Entries from a visual dataset

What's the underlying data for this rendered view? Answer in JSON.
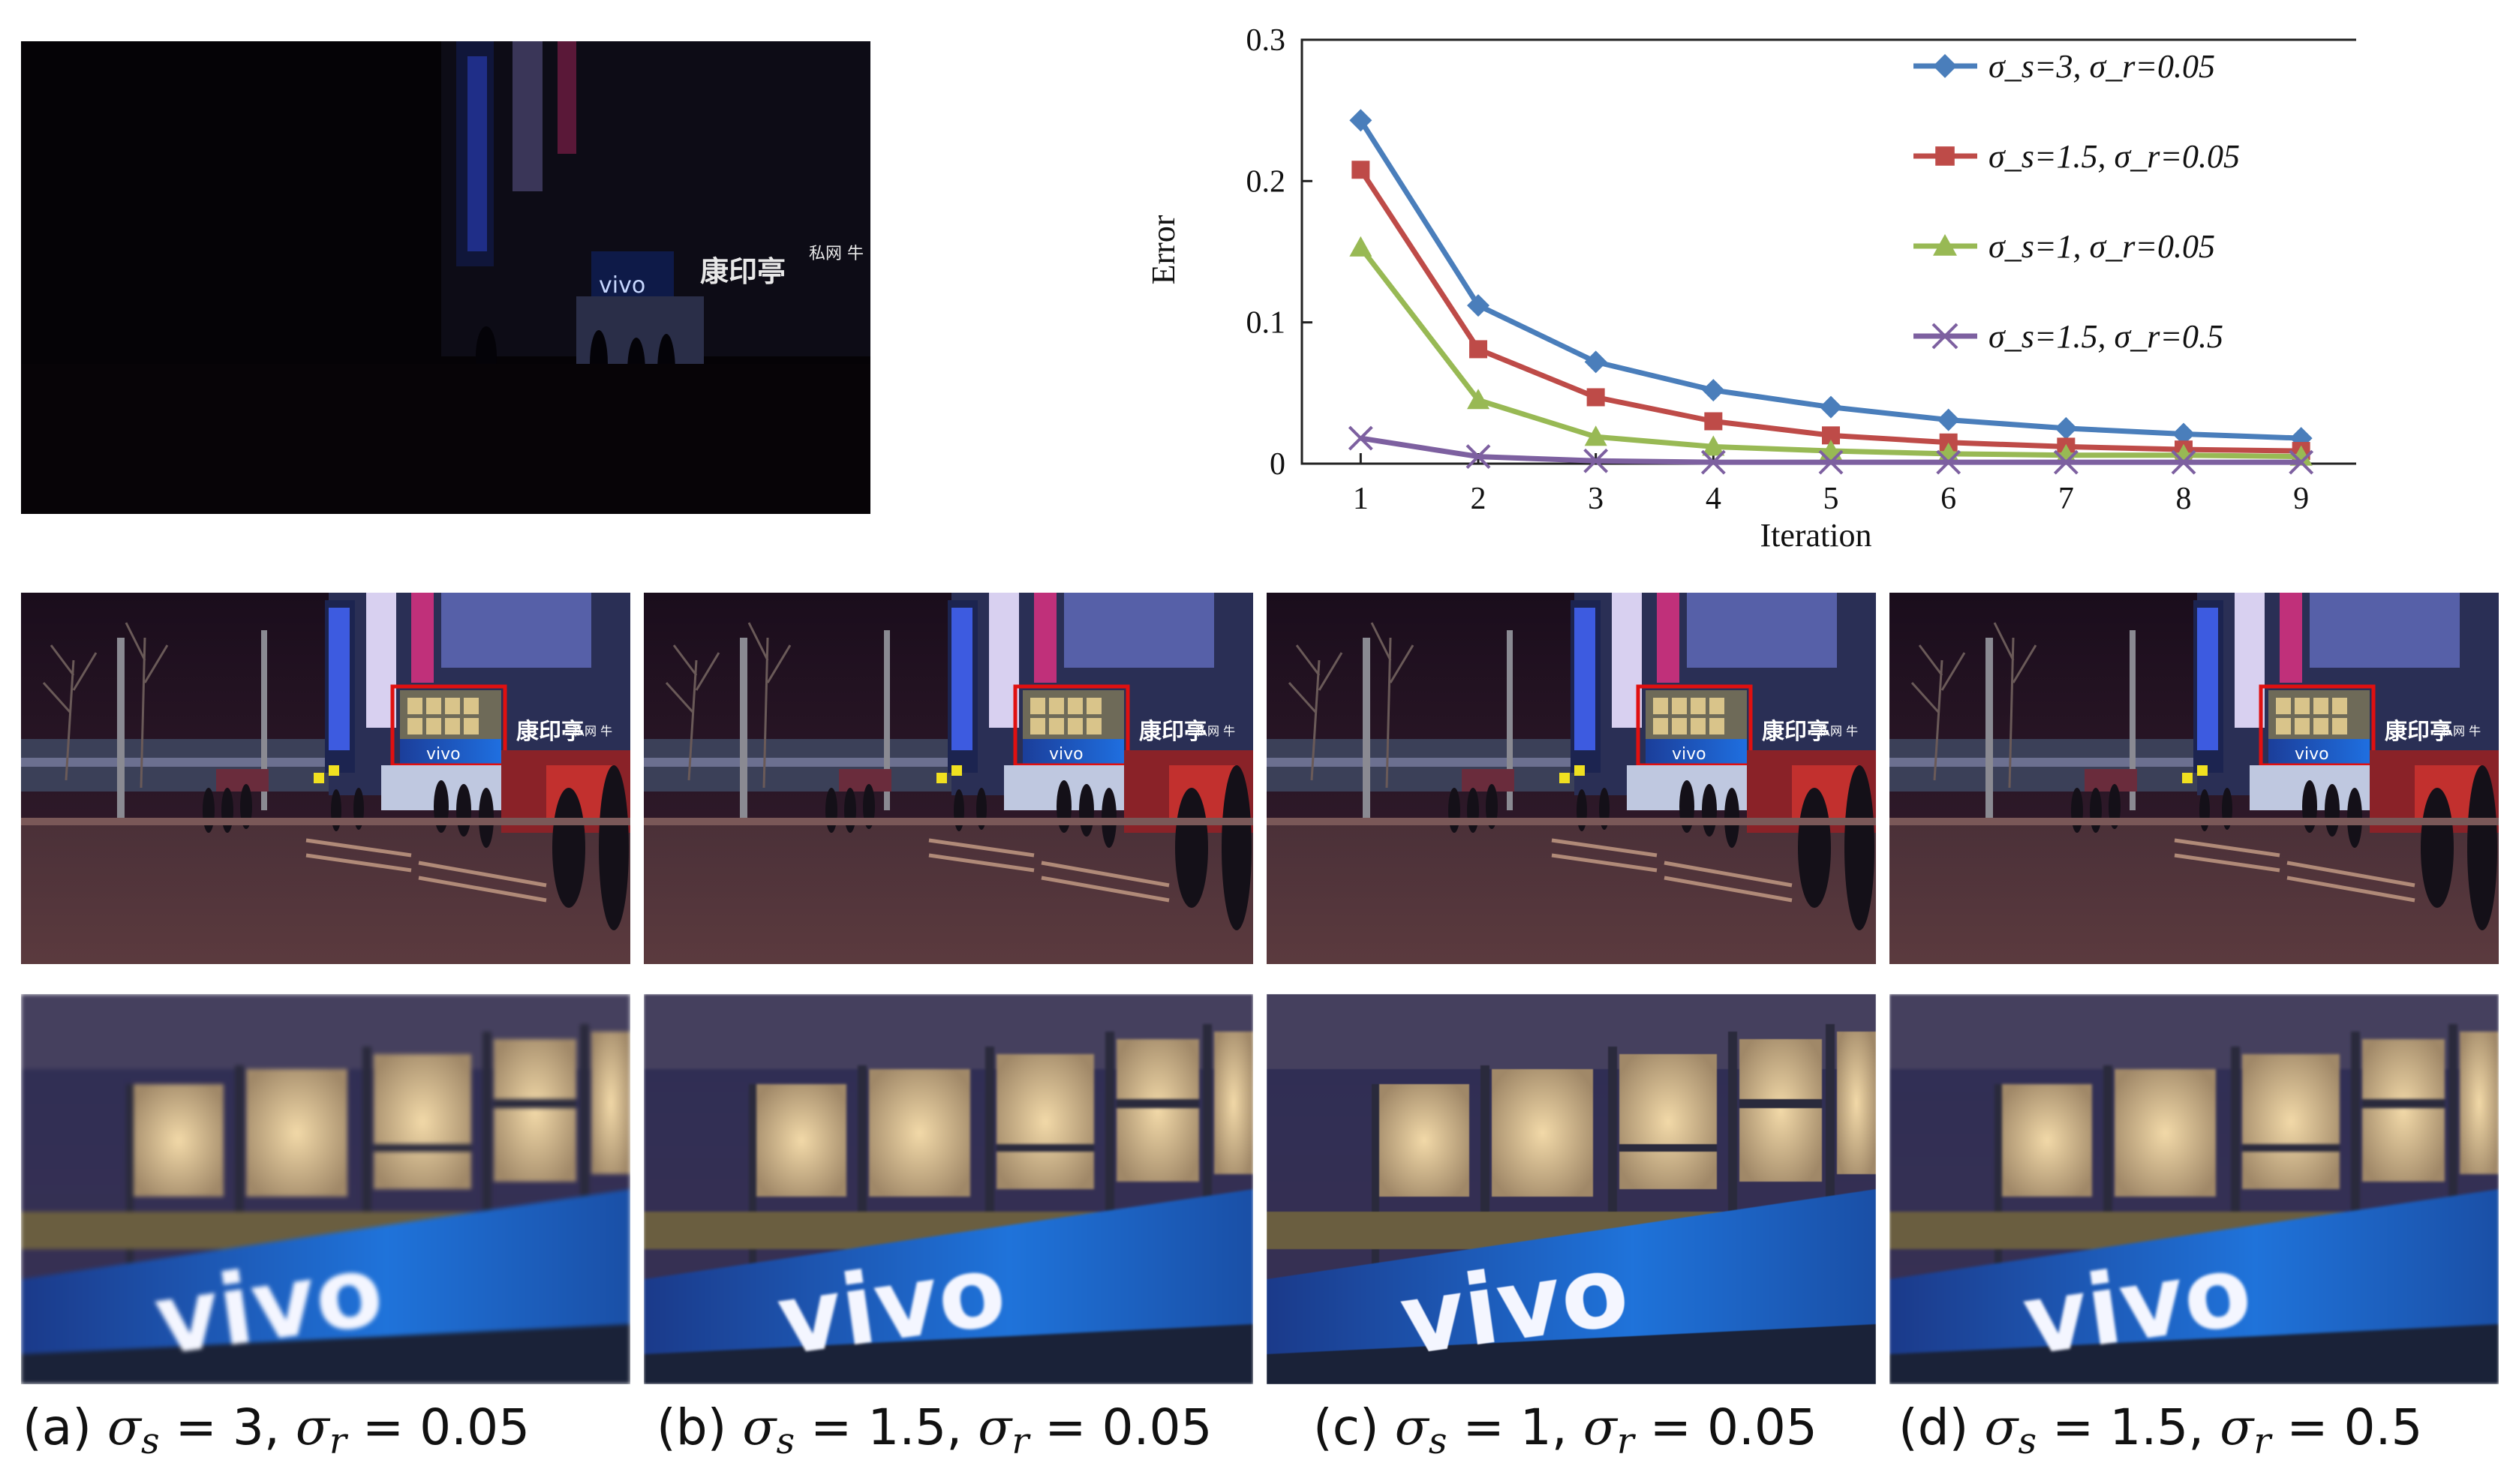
{
  "figure": {
    "captions": [
      {
        "label": "(a) ",
        "sub1": "s",
        "mid": " = 3, ",
        "sub2": "r",
        "end": " = 0.05"
      },
      {
        "label": "(b) ",
        "sub1": "s",
        "mid": " = 1.5, ",
        "sub2": "r",
        "end": " = 0.05"
      },
      {
        "label": "(c) ",
        "sub1": "s",
        "mid": " = 1, ",
        "sub2": "r",
        "end": " = 0.05"
      },
      {
        "label": "(d) ",
        "sub1": "s",
        "mid": " = 1.5, ",
        "sub2": "r",
        "end": " = 0.5"
      }
    ],
    "sigma_symbol": "σ",
    "scene_text": {
      "sign_brand": "vivo",
      "sign_chinese": "康印亭",
      "sign_chinese_small": "私网 牛"
    }
  },
  "chart_data": {
    "type": "line",
    "title": "",
    "xlabel": "Iteration",
    "ylabel": "Error",
    "x": [
      1,
      2,
      3,
      4,
      5,
      6,
      7,
      8,
      9
    ],
    "xlim": [
      0.5,
      9.5
    ],
    "ylim": [
      0,
      0.3
    ],
    "yticks": [
      "0",
      "0.1",
      "0.2",
      "0.3"
    ],
    "grid": false,
    "legend_position": "top-right",
    "series": [
      {
        "name": "σ_s=3, σ_r=0.05",
        "color": "#4a7ebb",
        "marker": "diamond",
        "values": [
          0.243,
          0.112,
          0.072,
          0.052,
          0.04,
          0.031,
          0.025,
          0.021,
          0.018
        ]
      },
      {
        "name": "σ_s=1.5, σ_r=0.05",
        "color": "#be4b48",
        "marker": "square",
        "values": [
          0.208,
          0.081,
          0.047,
          0.03,
          0.02,
          0.015,
          0.012,
          0.01,
          0.009
        ]
      },
      {
        "name": "σ_s=1, σ_r=0.05",
        "color": "#98b954",
        "marker": "triangle",
        "values": [
          0.153,
          0.045,
          0.019,
          0.012,
          0.009,
          0.007,
          0.006,
          0.006,
          0.005
        ]
      },
      {
        "name": "σ_s=1.5, σ_r=0.5",
        "color": "#7d60a0",
        "marker": "x",
        "values": [
          0.018,
          0.005,
          0.002,
          0.001,
          0.001,
          0.001,
          0.001,
          0.001,
          0.001
        ]
      }
    ]
  }
}
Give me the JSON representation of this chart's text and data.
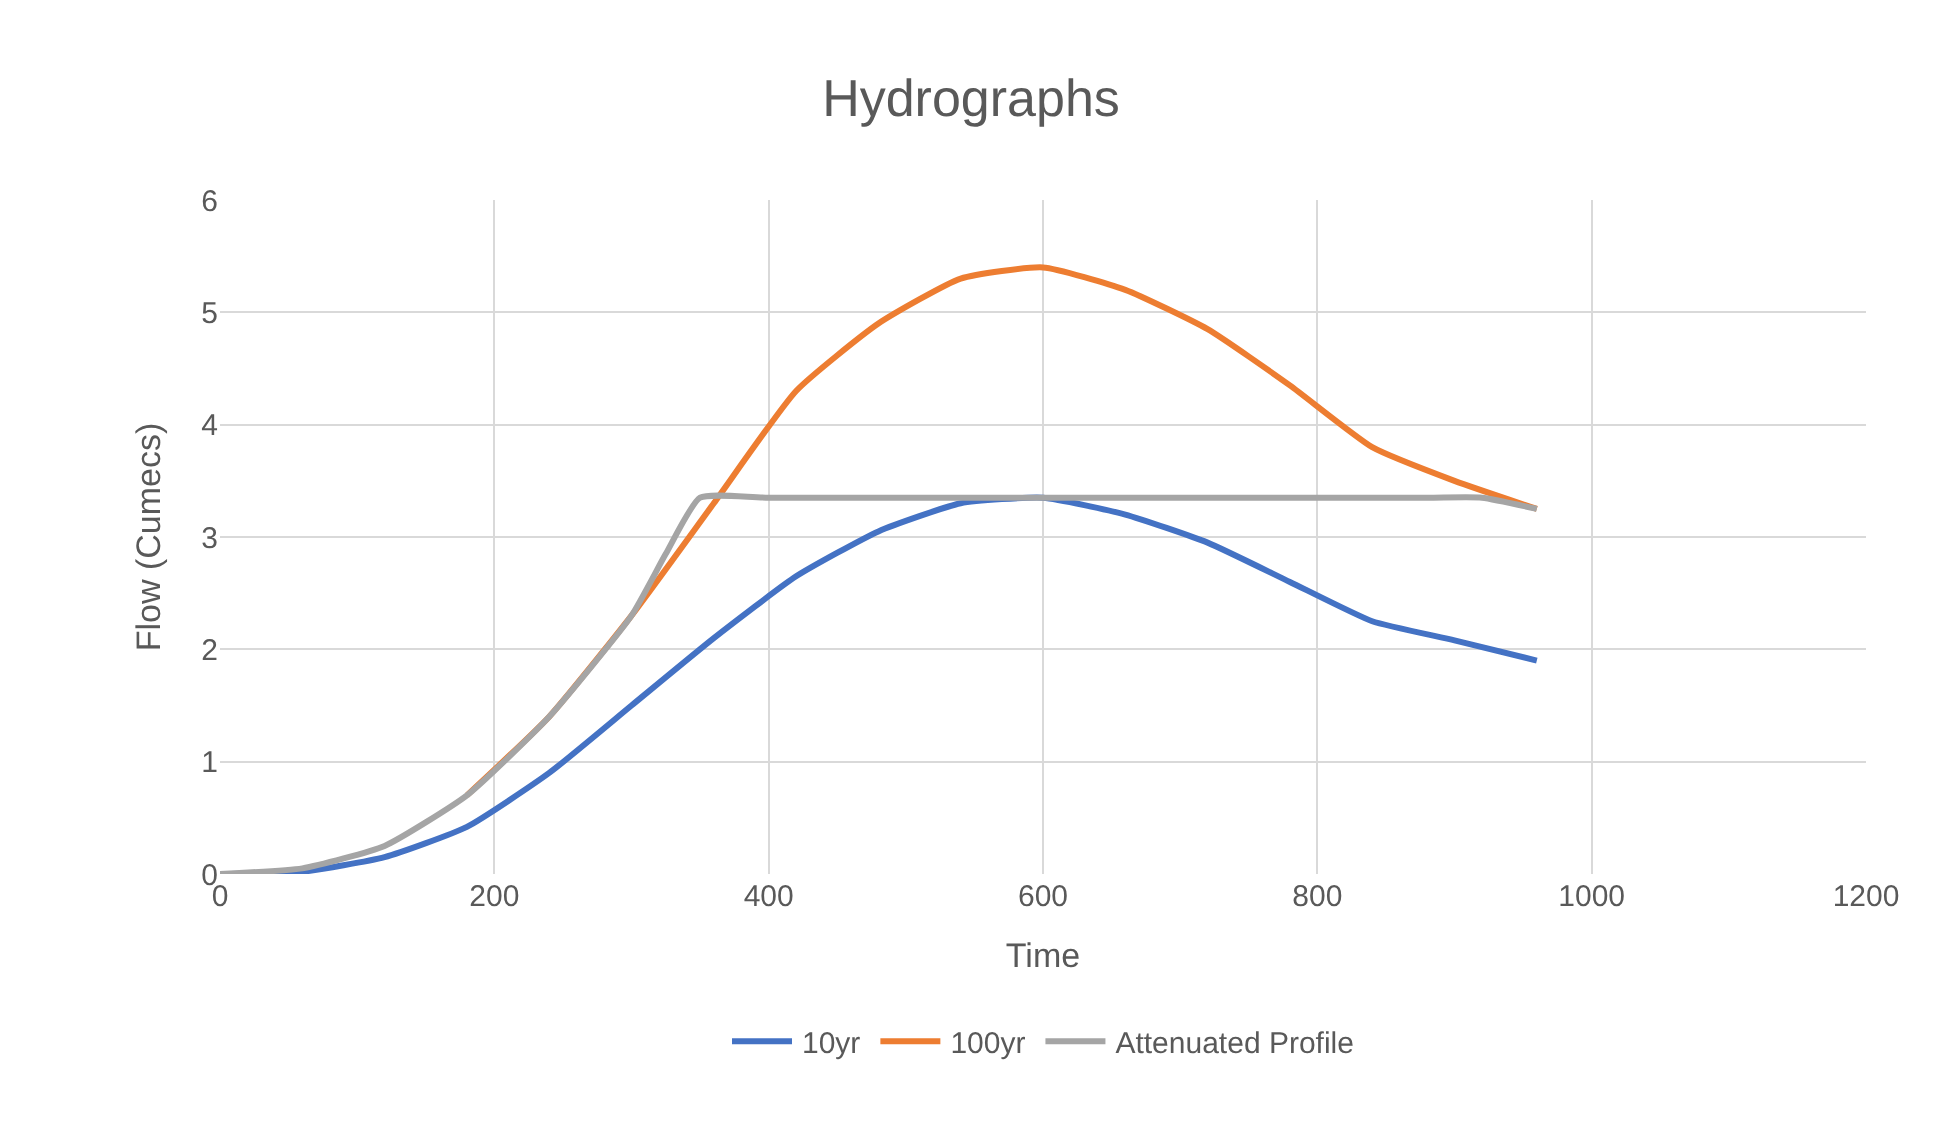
{
  "chart_data": {
    "type": "line",
    "title": "Hydrographs",
    "xlabel": "Time",
    "ylabel": "Flow (Cumecs)",
    "xlim": [
      0,
      1200
    ],
    "xticks": [
      0,
      200,
      400,
      600,
      800,
      1000,
      1200
    ],
    "ylim": [
      0,
      6
    ],
    "yticks": [
      0,
      1,
      2,
      3,
      4,
      5,
      6
    ],
    "grid": true,
    "legend": "bottom",
    "marker": "none",
    "line_style": "solid",
    "x": [
      0,
      60,
      120,
      180,
      240,
      300,
      360,
      420,
      480,
      540,
      600,
      660,
      720,
      780,
      840,
      900,
      960
    ],
    "series": [
      {
        "name": "10yr",
        "color": "#4472c4",
        "values": [
          0,
          0.02,
          0.15,
          0.42,
          0.9,
          1.5,
          2.1,
          2.65,
          3.05,
          3.3,
          3.35,
          3.2,
          2.95,
          2.6,
          2.25,
          2.08,
          1.9
        ]
      },
      {
        "name": "100yr",
        "color": "#ed7d31",
        "values": [
          null,
          null,
          null,
          0.7,
          1.4,
          2.3,
          3.3,
          4.3,
          4.9,
          5.3,
          5.4,
          5.2,
          4.85,
          4.35,
          3.8,
          3.5,
          3.25
        ]
      },
      {
        "name": "Attenuated Profile",
        "color": "#a5a5a5",
        "x": [
          0,
          60,
          120,
          180,
          240,
          300,
          325,
          350,
          400,
          880,
          920,
          960
        ],
        "values": [
          0,
          0.05,
          0.25,
          0.7,
          1.4,
          2.3,
          2.85,
          3.35,
          3.35,
          3.35,
          3.35,
          3.25
        ]
      }
    ]
  }
}
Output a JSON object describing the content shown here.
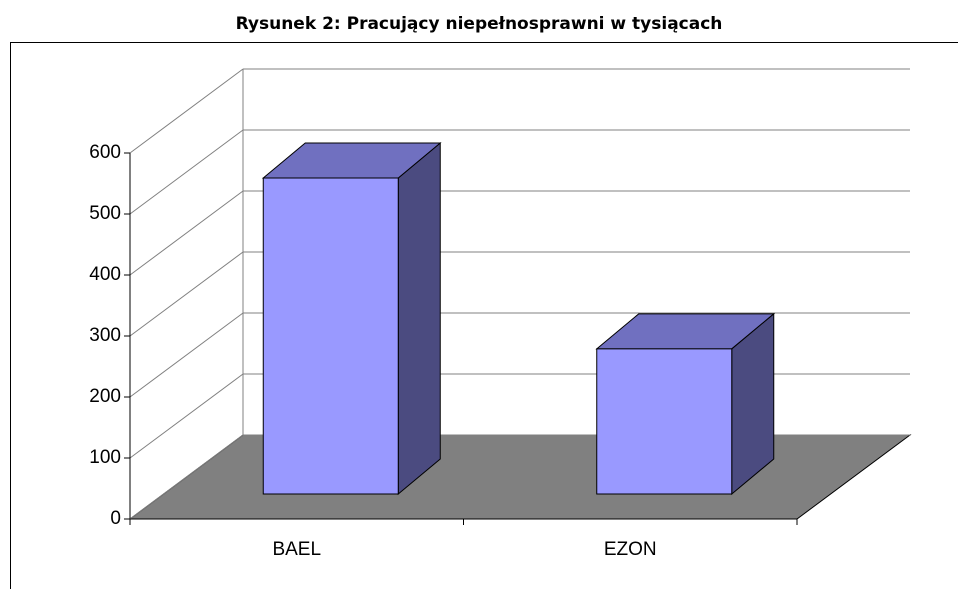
{
  "chart_data": {
    "type": "bar3d",
    "title": "Rysunek 2: Pracujący niepełnosprawni w tysiącach",
    "categories": [
      "BAEL",
      "EZON"
    ],
    "values": [
      518,
      238
    ],
    "color": "#9999ff",
    "ylim": [
      0,
      600
    ],
    "yticks": [
      0,
      100,
      200,
      300,
      400,
      500,
      600
    ],
    "grid": true
  }
}
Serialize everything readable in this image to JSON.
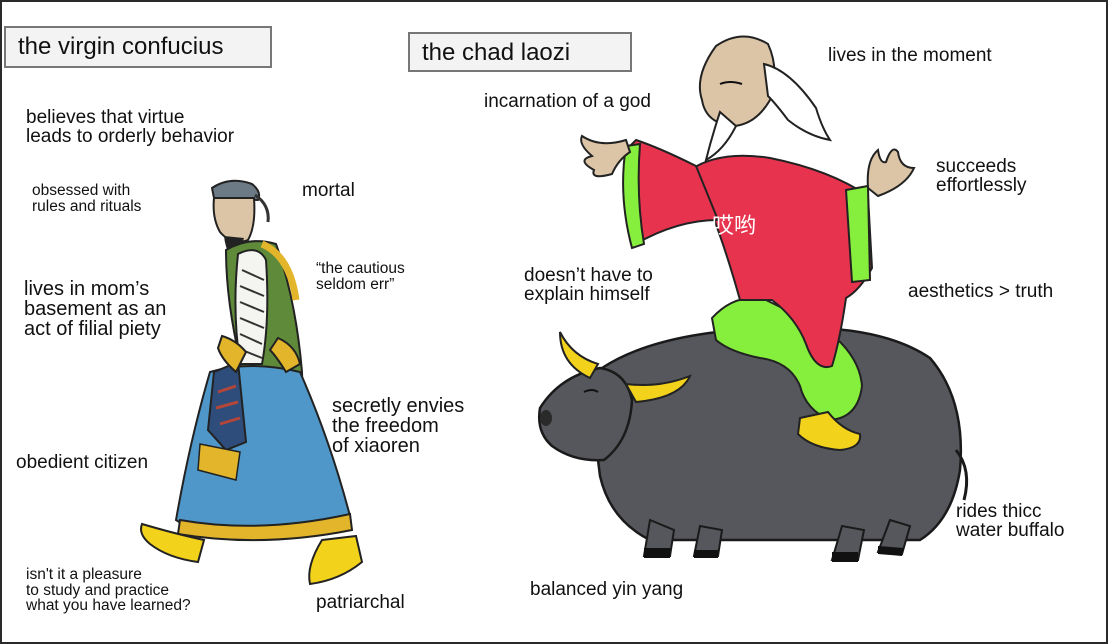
{
  "left_title": "the virgin confucius",
  "right_title": "the chad laozi",
  "left_labels": {
    "virtue": "believes that virtue\nleads to orderly behavior",
    "rules": "obsessed with\nrules and rituals",
    "mortal": "mortal",
    "cautious": "“the cautious\nseldom err”",
    "basement": "lives in mom’s\nbasement as an\nact of filial piety",
    "envies": "secretly envies\nthe freedom\nof xiaoren",
    "obedient": "obedient citizen",
    "pleasure": "isn't it a pleasure\nto study and practice\nwhat you have learned?",
    "patriarchal": "patriarchal"
  },
  "right_labels": {
    "moment": "lives in the moment",
    "god": "incarnation of a god",
    "succeeds": "succeeds\neffortlessly",
    "explain": "doesn’t have to\nexplain himself",
    "aesthetics": "aesthetics > truth",
    "yinyang": "balanced yin yang",
    "buffalo": "rides thicc\nwater buffalo"
  },
  "robe_text": "哎哟",
  "colors": {
    "laozi_robe": "#e8334f",
    "laozi_pants": "#86ee3c",
    "buffalo": "#55575c",
    "horns": "#f2d21a",
    "confucius_coat": "#5e8a3a",
    "confucius_skirt": "#4f97c9",
    "boots": "#f2d21a"
  }
}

*EXERCISE:* Write the lines from the line containing "Serialize everything readable" through the last line of the data out again exactly, and only those lines; pictures stay out.

*THE RESULT:*
Serialize everything readable in this image to JSON.
{
  "left_title": "the virgin confucius",
  "right_title": "the chad laozi",
  "left_labels": {
    "virtue": "believes that virtue\nleads to orderly behavior",
    "rules": "obsessed with\nrules and rituals",
    "mortal": "mortal",
    "cautious": "“the cautious\nseldom err”",
    "basement": "lives in mom’s\nbasement as an\nact of filial piety",
    "envies": "secretly envies\nthe freedom\nof xiaoren",
    "obedient": "obedient citizen",
    "pleasure": "isn't it a pleasure\nto study and practice\nwhat you have learned?",
    "patriarchal": "patriarchal"
  },
  "right_labels": {
    "moment": "lives in the moment",
    "god": "incarnation of a god",
    "succeeds": "succeeds\neffortlessly",
    "explain": "doesn’t have to\nexplain himself",
    "aesthetics": "aesthetics > truth",
    "yinyang": "balanced yin yang",
    "buffalo": "rides thicc\nwater buffalo"
  },
  "robe_text": "哎哟",
  "colors": {
    "laozi_robe": "#e8334f",
    "laozi_pants": "#86ee3c",
    "buffalo": "#55575c",
    "horns": "#f2d21a",
    "confucius_coat": "#5e8a3a",
    "confucius_skirt": "#4f97c9",
    "boots": "#f2d21a"
  }
}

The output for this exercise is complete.